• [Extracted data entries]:

======

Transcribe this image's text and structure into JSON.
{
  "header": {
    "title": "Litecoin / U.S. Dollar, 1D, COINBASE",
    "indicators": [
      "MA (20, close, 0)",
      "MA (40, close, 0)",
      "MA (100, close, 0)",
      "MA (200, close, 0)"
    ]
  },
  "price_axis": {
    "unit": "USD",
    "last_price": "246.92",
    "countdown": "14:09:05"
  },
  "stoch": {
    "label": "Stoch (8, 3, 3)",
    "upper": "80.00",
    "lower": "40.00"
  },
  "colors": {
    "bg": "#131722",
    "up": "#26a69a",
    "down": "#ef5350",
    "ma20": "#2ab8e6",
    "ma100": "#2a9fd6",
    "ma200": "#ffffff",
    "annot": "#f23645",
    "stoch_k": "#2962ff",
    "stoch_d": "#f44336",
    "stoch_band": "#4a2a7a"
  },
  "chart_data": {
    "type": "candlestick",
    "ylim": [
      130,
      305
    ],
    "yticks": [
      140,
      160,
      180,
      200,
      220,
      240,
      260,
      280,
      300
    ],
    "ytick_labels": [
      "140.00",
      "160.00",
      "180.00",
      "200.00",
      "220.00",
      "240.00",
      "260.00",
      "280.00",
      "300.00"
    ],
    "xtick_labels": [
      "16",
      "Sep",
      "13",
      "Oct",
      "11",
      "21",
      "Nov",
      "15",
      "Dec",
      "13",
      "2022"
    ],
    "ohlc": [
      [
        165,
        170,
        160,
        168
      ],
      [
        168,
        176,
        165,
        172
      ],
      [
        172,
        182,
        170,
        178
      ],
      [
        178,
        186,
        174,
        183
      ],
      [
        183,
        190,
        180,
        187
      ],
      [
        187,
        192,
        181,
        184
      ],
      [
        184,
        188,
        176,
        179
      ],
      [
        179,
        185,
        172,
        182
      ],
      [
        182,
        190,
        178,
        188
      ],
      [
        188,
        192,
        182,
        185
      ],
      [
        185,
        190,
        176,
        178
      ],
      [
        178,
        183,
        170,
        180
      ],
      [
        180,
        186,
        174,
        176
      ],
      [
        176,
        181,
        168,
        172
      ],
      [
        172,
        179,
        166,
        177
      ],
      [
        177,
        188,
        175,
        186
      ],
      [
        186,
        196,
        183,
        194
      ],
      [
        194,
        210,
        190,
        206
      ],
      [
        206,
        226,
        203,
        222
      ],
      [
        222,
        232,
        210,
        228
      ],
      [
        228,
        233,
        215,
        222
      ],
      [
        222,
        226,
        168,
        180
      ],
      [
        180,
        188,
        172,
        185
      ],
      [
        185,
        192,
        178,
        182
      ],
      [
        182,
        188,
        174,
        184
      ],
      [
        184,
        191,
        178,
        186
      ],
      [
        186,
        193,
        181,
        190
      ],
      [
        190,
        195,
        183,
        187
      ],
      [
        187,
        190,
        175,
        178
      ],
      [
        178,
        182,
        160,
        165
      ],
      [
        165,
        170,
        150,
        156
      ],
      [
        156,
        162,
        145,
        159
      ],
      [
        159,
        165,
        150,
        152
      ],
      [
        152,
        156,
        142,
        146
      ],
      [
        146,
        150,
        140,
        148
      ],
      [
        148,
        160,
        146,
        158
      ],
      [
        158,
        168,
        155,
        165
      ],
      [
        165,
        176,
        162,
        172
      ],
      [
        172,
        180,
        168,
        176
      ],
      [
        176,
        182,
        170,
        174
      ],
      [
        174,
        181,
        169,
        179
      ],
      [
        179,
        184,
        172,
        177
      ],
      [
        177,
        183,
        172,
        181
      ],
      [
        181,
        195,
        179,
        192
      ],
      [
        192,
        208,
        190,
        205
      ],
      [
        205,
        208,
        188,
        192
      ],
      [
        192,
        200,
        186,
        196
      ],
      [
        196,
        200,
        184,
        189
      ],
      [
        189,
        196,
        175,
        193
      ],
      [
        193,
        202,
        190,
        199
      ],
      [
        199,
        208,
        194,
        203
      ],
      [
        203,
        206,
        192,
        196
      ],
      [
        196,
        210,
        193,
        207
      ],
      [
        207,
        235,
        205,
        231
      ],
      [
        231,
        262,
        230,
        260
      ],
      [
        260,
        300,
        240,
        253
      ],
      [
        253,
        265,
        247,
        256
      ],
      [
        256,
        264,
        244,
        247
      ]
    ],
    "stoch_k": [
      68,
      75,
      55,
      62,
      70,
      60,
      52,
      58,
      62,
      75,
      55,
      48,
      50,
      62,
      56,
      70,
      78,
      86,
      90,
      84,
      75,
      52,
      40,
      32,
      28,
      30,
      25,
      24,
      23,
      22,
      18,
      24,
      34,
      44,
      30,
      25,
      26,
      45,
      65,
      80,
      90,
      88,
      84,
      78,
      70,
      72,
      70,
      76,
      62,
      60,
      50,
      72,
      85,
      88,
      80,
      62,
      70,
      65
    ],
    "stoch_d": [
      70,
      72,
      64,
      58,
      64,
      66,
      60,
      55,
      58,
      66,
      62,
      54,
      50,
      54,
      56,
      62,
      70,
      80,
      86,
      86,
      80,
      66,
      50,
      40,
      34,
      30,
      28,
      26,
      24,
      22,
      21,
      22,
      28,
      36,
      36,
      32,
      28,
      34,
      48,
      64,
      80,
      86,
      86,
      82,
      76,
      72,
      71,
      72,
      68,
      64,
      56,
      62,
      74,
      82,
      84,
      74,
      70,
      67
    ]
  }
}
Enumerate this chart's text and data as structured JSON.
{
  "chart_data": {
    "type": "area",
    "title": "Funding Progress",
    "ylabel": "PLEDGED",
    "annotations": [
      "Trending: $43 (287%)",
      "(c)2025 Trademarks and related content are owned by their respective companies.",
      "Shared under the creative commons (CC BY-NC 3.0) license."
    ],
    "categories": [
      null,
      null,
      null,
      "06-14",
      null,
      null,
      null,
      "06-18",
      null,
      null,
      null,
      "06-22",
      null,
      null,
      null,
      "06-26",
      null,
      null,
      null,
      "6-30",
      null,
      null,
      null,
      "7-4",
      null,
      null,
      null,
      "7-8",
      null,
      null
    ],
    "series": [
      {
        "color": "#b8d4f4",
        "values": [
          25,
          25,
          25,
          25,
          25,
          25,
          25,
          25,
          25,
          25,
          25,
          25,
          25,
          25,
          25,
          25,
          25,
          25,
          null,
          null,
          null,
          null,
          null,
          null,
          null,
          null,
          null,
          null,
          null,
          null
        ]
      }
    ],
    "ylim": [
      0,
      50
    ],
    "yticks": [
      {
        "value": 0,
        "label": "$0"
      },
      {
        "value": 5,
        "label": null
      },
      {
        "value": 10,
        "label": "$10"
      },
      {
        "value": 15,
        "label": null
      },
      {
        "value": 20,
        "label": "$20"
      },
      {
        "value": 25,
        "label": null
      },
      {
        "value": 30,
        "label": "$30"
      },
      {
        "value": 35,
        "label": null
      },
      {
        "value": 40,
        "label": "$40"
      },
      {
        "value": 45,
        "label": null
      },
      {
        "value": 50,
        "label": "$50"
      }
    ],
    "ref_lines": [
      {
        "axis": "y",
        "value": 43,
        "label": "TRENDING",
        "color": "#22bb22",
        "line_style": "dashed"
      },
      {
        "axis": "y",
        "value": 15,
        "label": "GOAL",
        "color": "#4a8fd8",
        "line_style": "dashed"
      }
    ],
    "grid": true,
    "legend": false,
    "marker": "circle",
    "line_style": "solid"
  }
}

======

• [What is required]: All of the records must be repeated exactly.

• [Correct result]:
Transcribe this image's text and structure into JSON.
{
  "header": {
    "title": "Litecoin / U.S. Dollar, 1D, COINBASE",
    "indicators": [
      "MA (20, close, 0)",
      "MA (40, close, 0)",
      "MA (100, close, 0)",
      "MA (200, close, 0)"
    ]
  },
  "price_axis": {
    "unit": "USD",
    "last_price": "246.92",
    "countdown": "14:09:05"
  },
  "stoch": {
    "label": "Stoch (8, 3, 3)",
    "upper": "80.00",
    "lower": "40.00"
  },
  "colors": {
    "bg": "#131722",
    "up": "#26a69a",
    "down": "#ef5350",
    "ma20": "#2ab8e6",
    "ma100": "#2a9fd6",
    "ma200": "#ffffff",
    "annot": "#f23645",
    "stoch_k": "#2962ff",
    "stoch_d": "#f44336",
    "stoch_band": "#4a2a7a"
  },
  "chart_data": {
    "type": "candlestick",
    "ylim": [
      130,
      305
    ],
    "yticks": [
      140,
      160,
      180,
      200,
      220,
      240,
      260,
      280,
      300
    ],
    "ytick_labels": [
      "140.00",
      "160.00",
      "180.00",
      "200.00",
      "220.00",
      "240.00",
      "260.00",
      "280.00",
      "300.00"
    ],
    "xtick_labels": [
      "16",
      "Sep",
      "13",
      "Oct",
      "11",
      "21",
      "Nov",
      "15",
      "Dec",
      "13",
      "2022"
    ],
    "ohlc": [
      [
        165,
        170,
        160,
        168
      ],
      [
        168,
        176,
        165,
        172
      ],
      [
        172,
        182,
        170,
        178
      ],
      [
        178,
        186,
        174,
        183
      ],
      [
        183,
        190,
        180,
        187
      ],
      [
        187,
        192,
        181,
        184
      ],
      [
        184,
        188,
        176,
        179
      ],
      [
        179,
        185,
        172,
        182
      ],
      [
        182,
        190,
        178,
        188
      ],
      [
        188,
        192,
        182,
        185
      ],
      [
        185,
        190,
        176,
        178
      ],
      [
        178,
        183,
        170,
        180
      ],
      [
        180,
        186,
        174,
        176
      ],
      [
        176,
        181,
        168,
        172
      ],
      [
        172,
        179,
        166,
        177
      ],
      [
        177,
        188,
        175,
        186
      ],
      [
        186,
        196,
        183,
        194
      ],
      [
        194,
        210,
        190,
        206
      ],
      [
        206,
        226,
        203,
        222
      ],
      [
        222,
        232,
        210,
        228
      ],
      [
        228,
        233,
        215,
        222
      ],
      [
        222,
        226,
        168,
        180
      ],
      [
        180,
        188,
        172,
        185
      ],
      [
        185,
        192,
        178,
        182
      ],
      [
        182,
        188,
        174,
        184
      ],
      [
        184,
        191,
        178,
        186
      ],
      [
        186,
        193,
        181,
        190
      ],
      [
        190,
        195,
        183,
        187
      ],
      [
        187,
        190,
        175,
        178
      ],
      [
        178,
        182,
        160,
        165
      ],
      [
        165,
        170,
        150,
        156
      ],
      [
        156,
        162,
        145,
        159
      ],
      [
        159,
        165,
        150,
        152
      ],
      [
        152,
        156,
        142,
        146
      ],
      [
        146,
        150,
        140,
        148
      ],
      [
        148,
        160,
        146,
        158
      ],
      [
        158,
        168,
        155,
        165
      ],
      [
        165,
        176,
        162,
        172
      ],
      [
        172,
        180,
        168,
        176
      ],
      [
        176,
        182,
        170,
        174
      ],
      [
        174,
        181,
        169,
        179
      ],
      [
        179,
        184,
        172,
        177
      ],
      [
        177,
        183,
        172,
        181
      ],
      [
        181,
        195,
        179,
        192
      ],
      [
        192,
        208,
        190,
        205
      ],
      [
        205,
        208,
        188,
        192
      ],
      [
        192,
        200,
        186,
        196
      ],
      [
        196,
        200,
        184,
        189
      ],
      [
        189,
        196,
        175,
        193
      ],
      [
        193,
        202,
        190,
        199
      ],
      [
        199,
        208,
        194,
        203
      ],
      [
        203,
        206,
        192,
        196
      ],
      [
        196,
        210,
        193,
        207
      ],
      [
        207,
        235,
        205,
        231
      ],
      [
        231,
        262,
        230,
        260
      ],
      [
        260,
        300,
        240,
        253
      ],
      [
        253,
        265,
        247,
        256
      ],
      [
        256,
        264,
        244,
        247
      ]
    ],
    "stoch_k": [
      68,
      75,
      55,
      62,
      70,
      60,
      52,
      58,
      62,
      75,
      55,
      48,
      50,
      62,
      56,
      70,
      78,
      86,
      90,
      84,
      75,
      52,
      40,
      32,
      28,
      30,
      25,
      24,
      23,
      22,
      18,
      24,
      34,
      44,
      30,
      25,
      26,
      45,
      65,
      80,
      90,
      88,
      84,
      78,
      70,
      72,
      70,
      76,
      62,
      60,
      50,
      72,
      85,
      88,
      80,
      62,
      70,
      65
    ],
    "stoch_d": [
      70,
      72,
      64,
      58,
      64,
      66,
      60,
      55,
      58,
      66,
      62,
      54,
      50,
      54,
      56,
      62,
      70,
      80,
      86,
      86,
      80,
      66,
      50,
      40,
      34,
      30,
      28,
      26,
      24,
      22,
      21,
      22,
      28,
      36,
      36,
      32,
      28,
      34,
      48,
      64,
      80,
      86,
      86,
      82,
      76,
      72,
      71,
      72,
      68,
      64,
      56,
      62,
      74,
      82,
      84,
      74,
      70,
      67
    ]
  }
}
Enumerate this chart's text and data as structured JSON.
{
  "chart_data": {
    "type": "area",
    "title": "Funding Progress",
    "ylabel": "PLEDGED",
    "annotations": [
      "Trending: $43 (287%)",
      "(c)2025 Trademarks and related content are owned by their respective companies.",
      "Shared under the creative commons (CC BY-NC 3.0) license."
    ],
    "categories": [
      null,
      null,
      null,
      "06-14",
      null,
      null,
      null,
      "06-18",
      null,
      null,
      null,
      "06-22",
      null,
      null,
      null,
      "06-26",
      null,
      null,
      null,
      "6-30",
      null,
      null,
      null,
      "7-4",
      null,
      null,
      null,
      "7-8",
      null,
      null
    ],
    "series": [
      {
        "color": "#b8d4f4",
        "values": [
          25,
          25,
          25,
          25,
          25,
          25,
          25,
          25,
          25,
          25,
          25,
          25,
          25,
          25,
          25,
          25,
          25,
          25,
          null,
          null,
          null,
          null,
          null,
          null,
          null,
          null,
          null,
          null,
          null,
          null
        ]
      }
    ],
    "ylim": [
      0,
      50
    ],
    "yticks": [
      {
        "value": 0,
        "label": "$0"
      },
      {
        "value": 5,
        "label": null
      },
      {
        "value": 10,
        "label": "$10"
      },
      {
        "value": 15,
        "label": null
      },
      {
        "value": 20,
        "label": "$20"
      },
      {
        "value": 25,
        "label": null
      },
      {
        "value": 30,
        "label": "$30"
      },
      {
        "value": 35,
        "label": null
      },
      {
        "value": 40,
        "label": "$40"
      },
      {
        "value": 45,
        "label": null
      },
      {
        "value": 50,
        "label": "$50"
      }
    ],
    "ref_lines": [
      {
        "axis": "y",
        "value": 43,
        "label": "TRENDING",
        "color": "#22bb22",
        "line_style": "dashed"
      },
      {
        "axis": "y",
        "value": 15,
        "label": "GOAL",
        "color": "#4a8fd8",
        "line_style": "dashed"
      }
    ],
    "grid": true,
    "legend": false,
    "marker": "circle",
    "line_style": "solid"
  }
}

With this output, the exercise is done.